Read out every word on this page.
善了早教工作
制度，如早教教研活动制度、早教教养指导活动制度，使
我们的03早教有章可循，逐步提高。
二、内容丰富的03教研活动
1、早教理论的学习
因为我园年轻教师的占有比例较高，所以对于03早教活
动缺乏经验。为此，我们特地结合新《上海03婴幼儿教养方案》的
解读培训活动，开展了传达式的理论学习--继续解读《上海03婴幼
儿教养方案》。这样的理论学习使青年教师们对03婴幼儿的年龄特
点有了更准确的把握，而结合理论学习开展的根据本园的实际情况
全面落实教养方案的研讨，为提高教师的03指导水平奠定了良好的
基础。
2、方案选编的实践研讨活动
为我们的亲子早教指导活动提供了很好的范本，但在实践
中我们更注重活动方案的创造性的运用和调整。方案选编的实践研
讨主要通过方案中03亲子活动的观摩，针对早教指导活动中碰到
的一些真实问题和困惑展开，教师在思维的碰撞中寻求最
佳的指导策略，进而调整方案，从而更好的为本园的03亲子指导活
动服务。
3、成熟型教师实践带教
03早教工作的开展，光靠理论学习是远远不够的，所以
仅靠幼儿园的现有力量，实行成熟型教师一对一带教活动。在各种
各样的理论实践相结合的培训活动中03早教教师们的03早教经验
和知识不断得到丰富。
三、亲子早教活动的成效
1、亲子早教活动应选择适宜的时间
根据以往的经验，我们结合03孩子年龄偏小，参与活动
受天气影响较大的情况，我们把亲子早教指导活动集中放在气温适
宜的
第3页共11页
● ● ● ● ● ● ●
:: BRIEF ::
Exactly as written above, please repeat the entries.

:: FINAL ANSWER ::
Read out every word on this page.
善了早教工作
制度，如早教教研活动制度、早教教养指导活动制度，使
我们的03早教有章可循，逐步提高。
二、内容丰富的03教研活动
1、早教理论的学习
因为我园年轻教师的占有比例较高，所以对于03早教活
动缺乏经验。为此，我们特地结合新《上海03婴幼儿教养方案》的
解读培训活动，开展了传达式的理论学习--继续解读《上海03婴幼
儿教养方案》。这样的理论学习使青年教师们对03婴幼儿的年龄特
点有了更准确的把握，而结合理论学习开展的根据本园的实际情况
全面落实教养方案的研讨，为提高教师的03指导水平奠定了良好的
基础。
2、方案选编的实践研讨活动
为我们的亲子早教指导活动提供了很好的范本，但在实践
中我们更注重活动方案的创造性的运用和调整。方案选编的实践研
讨主要通过方案中03亲子活动的观摩，针对早教指导活动中碰到
的一些真实问题和困惑展开，教师在思维的碰撞中寻求最
佳的指导策略，进而调整方案，从而更好的为本园的03亲子指导活
动服务。
3、成熟型教师实践带教
03早教工作的开展，光靠理论学习是远远不够的，所以
仅靠幼儿园的现有力量，实行成熟型教师一对一带教活动。在各种
各样的理论实践相结合的培训活动中03早教教师们的03早教经验
和知识不断得到丰富。
三、亲子早教活动的成效
1、亲子早教活动应选择适宜的时间
根据以往的经验，我们结合03孩子年龄偏小，参与活动
受天气影响较大的情况，我们把亲子早教指导活动集中放在气温适
宜的
第3页共11页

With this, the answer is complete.